◆ GIVEN REQUEST ◆
Each of the entries should be retyped precisely as it appears.

◆ ENTRIES ◆
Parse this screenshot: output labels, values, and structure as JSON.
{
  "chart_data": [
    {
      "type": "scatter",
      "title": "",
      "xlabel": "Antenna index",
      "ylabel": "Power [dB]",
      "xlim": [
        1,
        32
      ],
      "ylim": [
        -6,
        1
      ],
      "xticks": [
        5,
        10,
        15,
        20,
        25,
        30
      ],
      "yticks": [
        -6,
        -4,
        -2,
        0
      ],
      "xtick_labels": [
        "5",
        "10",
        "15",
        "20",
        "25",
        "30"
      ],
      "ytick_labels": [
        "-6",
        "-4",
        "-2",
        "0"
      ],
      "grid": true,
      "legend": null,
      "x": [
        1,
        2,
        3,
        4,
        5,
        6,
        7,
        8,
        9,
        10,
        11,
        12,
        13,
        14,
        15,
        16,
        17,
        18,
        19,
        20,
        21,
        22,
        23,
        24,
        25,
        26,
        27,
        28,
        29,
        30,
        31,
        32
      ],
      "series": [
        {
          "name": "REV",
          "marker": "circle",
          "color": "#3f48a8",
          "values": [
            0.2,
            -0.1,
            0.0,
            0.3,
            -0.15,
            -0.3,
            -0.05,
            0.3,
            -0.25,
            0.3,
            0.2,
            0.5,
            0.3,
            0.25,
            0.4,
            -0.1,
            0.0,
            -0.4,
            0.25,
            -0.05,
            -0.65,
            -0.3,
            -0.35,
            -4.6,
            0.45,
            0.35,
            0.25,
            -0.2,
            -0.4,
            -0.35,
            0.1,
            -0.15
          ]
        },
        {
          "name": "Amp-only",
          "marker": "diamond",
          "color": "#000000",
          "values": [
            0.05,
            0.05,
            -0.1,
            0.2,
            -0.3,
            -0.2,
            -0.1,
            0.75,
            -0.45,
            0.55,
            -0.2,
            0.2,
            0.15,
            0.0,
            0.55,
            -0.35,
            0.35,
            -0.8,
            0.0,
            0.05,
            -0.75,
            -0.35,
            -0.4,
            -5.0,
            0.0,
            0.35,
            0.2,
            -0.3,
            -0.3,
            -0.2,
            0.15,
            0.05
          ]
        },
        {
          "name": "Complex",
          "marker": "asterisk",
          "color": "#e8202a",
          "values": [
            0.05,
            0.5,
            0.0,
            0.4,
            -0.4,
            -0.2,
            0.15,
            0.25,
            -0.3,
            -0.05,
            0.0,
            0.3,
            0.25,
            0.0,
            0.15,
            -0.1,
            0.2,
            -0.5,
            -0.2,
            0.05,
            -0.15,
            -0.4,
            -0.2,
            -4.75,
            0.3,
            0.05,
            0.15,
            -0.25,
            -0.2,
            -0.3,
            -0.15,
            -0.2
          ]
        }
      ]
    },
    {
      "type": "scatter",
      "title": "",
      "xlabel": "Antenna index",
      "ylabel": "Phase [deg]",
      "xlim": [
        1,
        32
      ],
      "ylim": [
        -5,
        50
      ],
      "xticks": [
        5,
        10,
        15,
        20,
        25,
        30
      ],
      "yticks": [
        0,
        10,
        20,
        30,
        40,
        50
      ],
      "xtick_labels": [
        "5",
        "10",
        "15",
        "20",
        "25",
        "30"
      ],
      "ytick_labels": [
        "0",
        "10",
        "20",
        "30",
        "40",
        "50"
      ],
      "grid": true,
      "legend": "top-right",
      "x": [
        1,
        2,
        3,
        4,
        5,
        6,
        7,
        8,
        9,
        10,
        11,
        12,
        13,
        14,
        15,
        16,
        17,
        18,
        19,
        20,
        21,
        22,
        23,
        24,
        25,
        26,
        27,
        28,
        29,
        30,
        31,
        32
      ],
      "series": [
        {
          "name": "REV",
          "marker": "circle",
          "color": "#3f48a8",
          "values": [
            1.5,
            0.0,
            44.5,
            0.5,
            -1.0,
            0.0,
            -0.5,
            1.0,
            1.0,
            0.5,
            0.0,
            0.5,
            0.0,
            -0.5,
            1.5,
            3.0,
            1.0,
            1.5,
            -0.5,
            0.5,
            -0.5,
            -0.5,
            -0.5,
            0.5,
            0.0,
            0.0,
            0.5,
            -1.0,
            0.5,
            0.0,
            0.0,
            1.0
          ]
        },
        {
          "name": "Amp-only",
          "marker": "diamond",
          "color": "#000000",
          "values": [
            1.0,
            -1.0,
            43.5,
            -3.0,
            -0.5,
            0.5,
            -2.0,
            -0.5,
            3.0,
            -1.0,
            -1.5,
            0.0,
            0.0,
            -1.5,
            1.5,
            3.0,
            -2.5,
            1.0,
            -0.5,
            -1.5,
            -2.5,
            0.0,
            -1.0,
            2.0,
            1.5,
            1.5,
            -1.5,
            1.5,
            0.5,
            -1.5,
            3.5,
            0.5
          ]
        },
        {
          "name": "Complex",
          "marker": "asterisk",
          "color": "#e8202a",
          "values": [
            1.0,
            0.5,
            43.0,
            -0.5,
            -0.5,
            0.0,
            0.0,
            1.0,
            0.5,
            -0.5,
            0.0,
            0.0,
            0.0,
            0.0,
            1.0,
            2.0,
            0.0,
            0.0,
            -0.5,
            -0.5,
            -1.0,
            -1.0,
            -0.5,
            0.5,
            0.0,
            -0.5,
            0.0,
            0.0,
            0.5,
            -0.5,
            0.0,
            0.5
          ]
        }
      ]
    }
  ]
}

◆ RESPONSE ◆
Parse this screenshot: output labels, values, and structure as JSON.
{
  "chart_data": [
    {
      "type": "scatter",
      "title": "",
      "xlabel": "Antenna index",
      "ylabel": "Power [dB]",
      "xlim": [
        1,
        32
      ],
      "ylim": [
        -6,
        1
      ],
      "xticks": [
        5,
        10,
        15,
        20,
        25,
        30
      ],
      "yticks": [
        -6,
        -4,
        -2,
        0
      ],
      "xtick_labels": [
        "5",
        "10",
        "15",
        "20",
        "25",
        "30"
      ],
      "ytick_labels": [
        "-6",
        "-4",
        "-2",
        "0"
      ],
      "grid": true,
      "legend": null,
      "x": [
        1,
        2,
        3,
        4,
        5,
        6,
        7,
        8,
        9,
        10,
        11,
        12,
        13,
        14,
        15,
        16,
        17,
        18,
        19,
        20,
        21,
        22,
        23,
        24,
        25,
        26,
        27,
        28,
        29,
        30,
        31,
        32
      ],
      "series": [
        {
          "name": "REV",
          "marker": "circle",
          "color": "#3f48a8",
          "values": [
            0.2,
            -0.1,
            0.0,
            0.3,
            -0.15,
            -0.3,
            -0.05,
            0.3,
            -0.25,
            0.3,
            0.2,
            0.5,
            0.3,
            0.25,
            0.4,
            -0.1,
            0.0,
            -0.4,
            0.25,
            -0.05,
            -0.65,
            -0.3,
            -0.35,
            -4.6,
            0.45,
            0.35,
            0.25,
            -0.2,
            -0.4,
            -0.35,
            0.1,
            -0.15
          ]
        },
        {
          "name": "Amp-only",
          "marker": "diamond",
          "color": "#000000",
          "values": [
            0.05,
            0.05,
            -0.1,
            0.2,
            -0.3,
            -0.2,
            -0.1,
            0.75,
            -0.45,
            0.55,
            -0.2,
            0.2,
            0.15,
            0.0,
            0.55,
            -0.35,
            0.35,
            -0.8,
            0.0,
            0.05,
            -0.75,
            -0.35,
            -0.4,
            -5.0,
            0.0,
            0.35,
            0.2,
            -0.3,
            -0.3,
            -0.2,
            0.15,
            0.05
          ]
        },
        {
          "name": "Complex",
          "marker": "asterisk",
          "color": "#e8202a",
          "values": [
            0.05,
            0.5,
            0.0,
            0.4,
            -0.4,
            -0.2,
            0.15,
            0.25,
            -0.3,
            -0.05,
            0.0,
            0.3,
            0.25,
            0.0,
            0.15,
            -0.1,
            0.2,
            -0.5,
            -0.2,
            0.05,
            -0.15,
            -0.4,
            -0.2,
            -4.75,
            0.3,
            0.05,
            0.15,
            -0.25,
            -0.2,
            -0.3,
            -0.15,
            -0.2
          ]
        }
      ]
    },
    {
      "type": "scatter",
      "title": "",
      "xlabel": "Antenna index",
      "ylabel": "Phase [deg]",
      "xlim": [
        1,
        32
      ],
      "ylim": [
        -5,
        50
      ],
      "xticks": [
        5,
        10,
        15,
        20,
        25,
        30
      ],
      "yticks": [
        0,
        10,
        20,
        30,
        40,
        50
      ],
      "xtick_labels": [
        "5",
        "10",
        "15",
        "20",
        "25",
        "30"
      ],
      "ytick_labels": [
        "0",
        "10",
        "20",
        "30",
        "40",
        "50"
      ],
      "grid": true,
      "legend": "top-right",
      "x": [
        1,
        2,
        3,
        4,
        5,
        6,
        7,
        8,
        9,
        10,
        11,
        12,
        13,
        14,
        15,
        16,
        17,
        18,
        19,
        20,
        21,
        22,
        23,
        24,
        25,
        26,
        27,
        28,
        29,
        30,
        31,
        32
      ],
      "series": [
        {
          "name": "REV",
          "marker": "circle",
          "color": "#3f48a8",
          "values": [
            1.5,
            0.0,
            44.5,
            0.5,
            -1.0,
            0.0,
            -0.5,
            1.0,
            1.0,
            0.5,
            0.0,
            0.5,
            0.0,
            -0.5,
            1.5,
            3.0,
            1.0,
            1.5,
            -0.5,
            0.5,
            -0.5,
            -0.5,
            -0.5,
            0.5,
            0.0,
            0.0,
            0.5,
            -1.0,
            0.5,
            0.0,
            0.0,
            1.0
          ]
        },
        {
          "name": "Amp-only",
          "marker": "diamond",
          "color": "#000000",
          "values": [
            1.0,
            -1.0,
            43.5,
            -3.0,
            -0.5,
            0.5,
            -2.0,
            -0.5,
            3.0,
            -1.0,
            -1.5,
            0.0,
            0.0,
            -1.5,
            1.5,
            3.0,
            -2.5,
            1.0,
            -0.5,
            -1.5,
            -2.5,
            0.0,
            -1.0,
            2.0,
            1.5,
            1.5,
            -1.5,
            1.5,
            0.5,
            -1.5,
            3.5,
            0.5
          ]
        },
        {
          "name": "Complex",
          "marker": "asterisk",
          "color": "#e8202a",
          "values": [
            1.0,
            0.5,
            43.0,
            -0.5,
            -0.5,
            0.0,
            0.0,
            1.0,
            0.5,
            -0.5,
            0.0,
            0.0,
            0.0,
            0.0,
            1.0,
            2.0,
            0.0,
            0.0,
            -0.5,
            -0.5,
            -1.0,
            -1.0,
            -0.5,
            0.5,
            0.0,
            -0.5,
            0.0,
            0.0,
            0.5,
            -0.5,
            0.0,
            0.5
          ]
        }
      ]
    }
  ]
}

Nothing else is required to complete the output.